* To do
Check every line of the entries that follow, and copy the ones containing "time".

* Supplied data
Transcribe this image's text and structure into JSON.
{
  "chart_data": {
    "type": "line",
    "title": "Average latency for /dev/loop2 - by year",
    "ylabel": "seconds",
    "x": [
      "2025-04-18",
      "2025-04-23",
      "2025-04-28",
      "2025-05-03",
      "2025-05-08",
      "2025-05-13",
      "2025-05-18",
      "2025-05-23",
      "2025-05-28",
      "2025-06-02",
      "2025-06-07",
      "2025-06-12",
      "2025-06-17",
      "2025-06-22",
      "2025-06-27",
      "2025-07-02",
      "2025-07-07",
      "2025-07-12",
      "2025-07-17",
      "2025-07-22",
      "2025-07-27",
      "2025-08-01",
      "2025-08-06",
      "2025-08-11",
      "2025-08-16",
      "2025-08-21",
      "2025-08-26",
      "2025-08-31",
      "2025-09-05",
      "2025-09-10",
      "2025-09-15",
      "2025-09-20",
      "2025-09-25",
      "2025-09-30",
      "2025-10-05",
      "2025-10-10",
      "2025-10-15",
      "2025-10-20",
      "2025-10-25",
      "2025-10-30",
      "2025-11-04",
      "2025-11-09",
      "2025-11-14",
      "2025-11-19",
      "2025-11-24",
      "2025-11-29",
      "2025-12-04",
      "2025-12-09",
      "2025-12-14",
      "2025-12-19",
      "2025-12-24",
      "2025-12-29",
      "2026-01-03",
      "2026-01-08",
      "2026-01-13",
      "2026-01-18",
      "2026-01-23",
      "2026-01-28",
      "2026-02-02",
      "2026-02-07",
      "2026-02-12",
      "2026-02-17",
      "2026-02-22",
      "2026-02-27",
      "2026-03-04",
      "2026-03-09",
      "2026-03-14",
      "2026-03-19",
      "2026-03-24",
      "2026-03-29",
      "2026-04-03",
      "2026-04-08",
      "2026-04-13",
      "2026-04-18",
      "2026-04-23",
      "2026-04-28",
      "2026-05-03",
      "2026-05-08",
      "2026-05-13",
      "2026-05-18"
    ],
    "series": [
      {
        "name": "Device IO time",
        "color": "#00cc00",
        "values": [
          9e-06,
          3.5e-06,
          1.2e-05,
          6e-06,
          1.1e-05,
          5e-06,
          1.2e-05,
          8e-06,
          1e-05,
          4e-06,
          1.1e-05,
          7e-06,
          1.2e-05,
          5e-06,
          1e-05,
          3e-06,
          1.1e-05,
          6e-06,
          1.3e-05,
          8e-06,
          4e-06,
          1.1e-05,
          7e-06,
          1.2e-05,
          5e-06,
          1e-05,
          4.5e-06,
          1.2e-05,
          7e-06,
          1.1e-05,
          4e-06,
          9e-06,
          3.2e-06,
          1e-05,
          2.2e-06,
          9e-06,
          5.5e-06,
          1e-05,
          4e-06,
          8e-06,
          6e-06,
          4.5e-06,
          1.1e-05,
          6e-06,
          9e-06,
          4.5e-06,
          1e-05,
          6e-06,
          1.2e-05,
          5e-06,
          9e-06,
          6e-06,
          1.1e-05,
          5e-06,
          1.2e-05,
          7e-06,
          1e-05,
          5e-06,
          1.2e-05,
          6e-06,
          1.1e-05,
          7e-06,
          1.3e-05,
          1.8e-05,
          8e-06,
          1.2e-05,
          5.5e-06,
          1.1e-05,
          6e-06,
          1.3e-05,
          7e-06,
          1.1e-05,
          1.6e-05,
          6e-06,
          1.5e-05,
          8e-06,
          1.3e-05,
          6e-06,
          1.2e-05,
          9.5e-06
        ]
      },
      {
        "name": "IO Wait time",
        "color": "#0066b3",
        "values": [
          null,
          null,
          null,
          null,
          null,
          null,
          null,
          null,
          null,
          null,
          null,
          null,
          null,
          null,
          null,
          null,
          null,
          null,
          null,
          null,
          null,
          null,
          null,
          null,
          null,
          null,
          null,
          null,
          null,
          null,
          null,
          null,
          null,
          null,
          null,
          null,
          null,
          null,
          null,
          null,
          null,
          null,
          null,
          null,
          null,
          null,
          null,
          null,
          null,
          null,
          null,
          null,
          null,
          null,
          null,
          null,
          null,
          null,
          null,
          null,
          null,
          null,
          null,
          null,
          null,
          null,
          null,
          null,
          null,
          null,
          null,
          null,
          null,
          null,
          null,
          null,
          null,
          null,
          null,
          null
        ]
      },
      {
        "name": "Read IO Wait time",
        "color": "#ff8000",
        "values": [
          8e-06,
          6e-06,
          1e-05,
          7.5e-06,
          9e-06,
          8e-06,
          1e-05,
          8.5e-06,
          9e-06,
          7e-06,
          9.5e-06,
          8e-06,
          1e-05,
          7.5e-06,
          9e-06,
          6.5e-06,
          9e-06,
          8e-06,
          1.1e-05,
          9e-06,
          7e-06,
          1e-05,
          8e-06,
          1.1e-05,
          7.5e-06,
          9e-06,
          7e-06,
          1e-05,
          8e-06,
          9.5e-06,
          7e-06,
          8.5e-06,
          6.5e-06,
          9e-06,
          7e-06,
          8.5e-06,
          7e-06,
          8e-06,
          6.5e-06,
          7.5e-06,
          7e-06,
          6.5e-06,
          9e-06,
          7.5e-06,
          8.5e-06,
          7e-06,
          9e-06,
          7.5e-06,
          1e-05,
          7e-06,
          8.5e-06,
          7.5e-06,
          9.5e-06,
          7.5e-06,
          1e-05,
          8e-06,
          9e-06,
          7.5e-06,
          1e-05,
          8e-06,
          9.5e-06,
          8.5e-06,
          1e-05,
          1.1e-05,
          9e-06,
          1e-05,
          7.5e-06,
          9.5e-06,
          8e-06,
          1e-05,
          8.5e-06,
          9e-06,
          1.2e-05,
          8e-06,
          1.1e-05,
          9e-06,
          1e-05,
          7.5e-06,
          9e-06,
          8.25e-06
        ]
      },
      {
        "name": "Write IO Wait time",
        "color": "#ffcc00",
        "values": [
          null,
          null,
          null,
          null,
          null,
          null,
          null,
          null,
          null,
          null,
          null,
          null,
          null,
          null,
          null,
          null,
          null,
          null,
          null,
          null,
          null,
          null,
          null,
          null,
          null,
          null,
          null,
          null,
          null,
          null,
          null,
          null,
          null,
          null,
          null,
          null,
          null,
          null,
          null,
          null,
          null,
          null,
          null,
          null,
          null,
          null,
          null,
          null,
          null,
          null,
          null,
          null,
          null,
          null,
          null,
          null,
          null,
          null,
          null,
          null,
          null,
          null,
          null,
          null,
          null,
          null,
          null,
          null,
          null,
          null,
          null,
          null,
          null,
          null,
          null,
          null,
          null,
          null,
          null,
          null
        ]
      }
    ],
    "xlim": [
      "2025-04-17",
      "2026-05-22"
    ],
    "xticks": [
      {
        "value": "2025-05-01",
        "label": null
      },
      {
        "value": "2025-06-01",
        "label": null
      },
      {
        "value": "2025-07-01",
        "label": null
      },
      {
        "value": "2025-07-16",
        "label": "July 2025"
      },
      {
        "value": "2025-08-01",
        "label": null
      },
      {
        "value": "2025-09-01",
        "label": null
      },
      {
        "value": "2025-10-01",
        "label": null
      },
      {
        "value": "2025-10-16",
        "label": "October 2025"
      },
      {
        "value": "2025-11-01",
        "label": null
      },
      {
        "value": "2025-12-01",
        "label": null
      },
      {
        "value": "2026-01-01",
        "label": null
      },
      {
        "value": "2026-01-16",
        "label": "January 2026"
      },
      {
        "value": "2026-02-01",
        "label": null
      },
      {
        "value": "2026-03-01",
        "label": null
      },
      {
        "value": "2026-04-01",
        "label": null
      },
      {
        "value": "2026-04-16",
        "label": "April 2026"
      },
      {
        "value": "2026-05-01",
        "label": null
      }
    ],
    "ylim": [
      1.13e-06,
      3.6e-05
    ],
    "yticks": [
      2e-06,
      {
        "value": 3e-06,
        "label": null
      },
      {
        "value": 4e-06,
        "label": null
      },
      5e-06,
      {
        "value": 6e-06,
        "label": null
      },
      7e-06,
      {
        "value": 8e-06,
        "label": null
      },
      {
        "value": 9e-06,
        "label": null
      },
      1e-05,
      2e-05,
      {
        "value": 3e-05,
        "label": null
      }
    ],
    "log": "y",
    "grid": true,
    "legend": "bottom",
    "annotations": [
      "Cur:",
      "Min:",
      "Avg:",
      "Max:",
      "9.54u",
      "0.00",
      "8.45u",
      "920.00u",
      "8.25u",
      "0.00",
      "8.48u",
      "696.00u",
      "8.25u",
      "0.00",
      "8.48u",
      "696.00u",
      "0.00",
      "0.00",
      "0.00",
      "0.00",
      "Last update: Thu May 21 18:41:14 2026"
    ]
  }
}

* Solution to the exercise
        "name": "Device IO time",
        "name": "IO Wait time",
        "name": "Read IO Wait time",
        "name": "Write IO Wait time",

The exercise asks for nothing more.